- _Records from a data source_
+ + + + +
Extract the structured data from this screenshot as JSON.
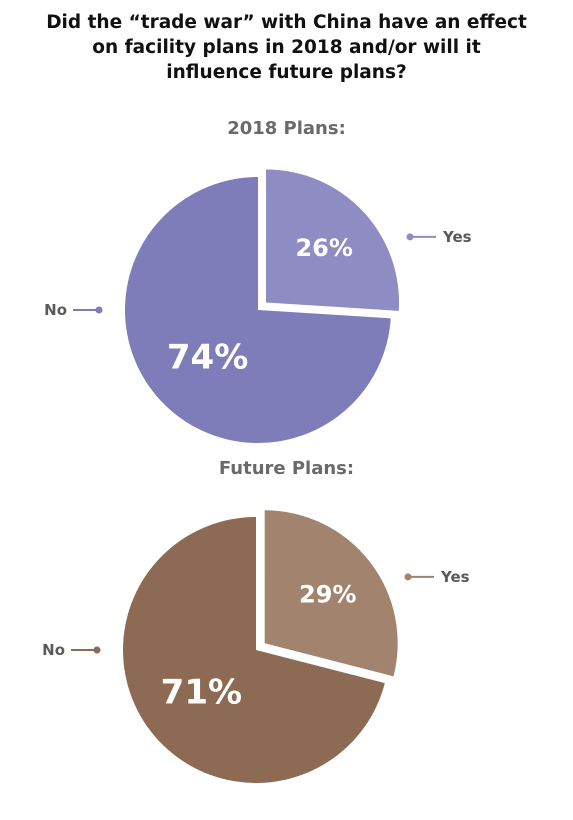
{
  "title_lines": [
    "Did the “trade war” with China have an effect",
    "on facility plans in 2018 and/or will it",
    "influence future plans?"
  ],
  "chart_data": [
    {
      "type": "pie",
      "title": "2018 Plans:",
      "slices": [
        {
          "label": "Yes",
          "value": 26,
          "display": "26%",
          "color": "#8e8cc3",
          "exploded": true
        },
        {
          "label": "No",
          "value": 74,
          "display": "74%",
          "color": "#7e7cb9",
          "exploded": false
        }
      ]
    },
    {
      "type": "pie",
      "title": "Future Plans:",
      "slices": [
        {
          "label": "Yes",
          "value": 29,
          "display": "29%",
          "color": "#a2846e",
          "exploded": true
        },
        {
          "label": "No",
          "value": 71,
          "display": "71%",
          "color": "#8c6a54",
          "exploded": false
        }
      ]
    }
  ]
}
+ + + + +
- _Task statement_
Extract all the entries word for word; omit any pictures.

- _Solution for this problem_
Extract the structured data from this screenshot as JSON.
{
  "title_lines": [
    "Did the “trade war” with China have an effect",
    "on facility plans in 2018 and/or will it",
    "influence future plans?"
  ],
  "chart_data": [
    {
      "type": "pie",
      "title": "2018 Plans:",
      "slices": [
        {
          "label": "Yes",
          "value": 26,
          "display": "26%",
          "color": "#8e8cc3",
          "exploded": true
        },
        {
          "label": "No",
          "value": 74,
          "display": "74%",
          "color": "#7e7cb9",
          "exploded": false
        }
      ]
    },
    {
      "type": "pie",
      "title": "Future Plans:",
      "slices": [
        {
          "label": "Yes",
          "value": 29,
          "display": "29%",
          "color": "#a2846e",
          "exploded": true
        },
        {
          "label": "No",
          "value": 71,
          "display": "71%",
          "color": "#8c6a54",
          "exploded": false
        }
      ]
    }
  ]
}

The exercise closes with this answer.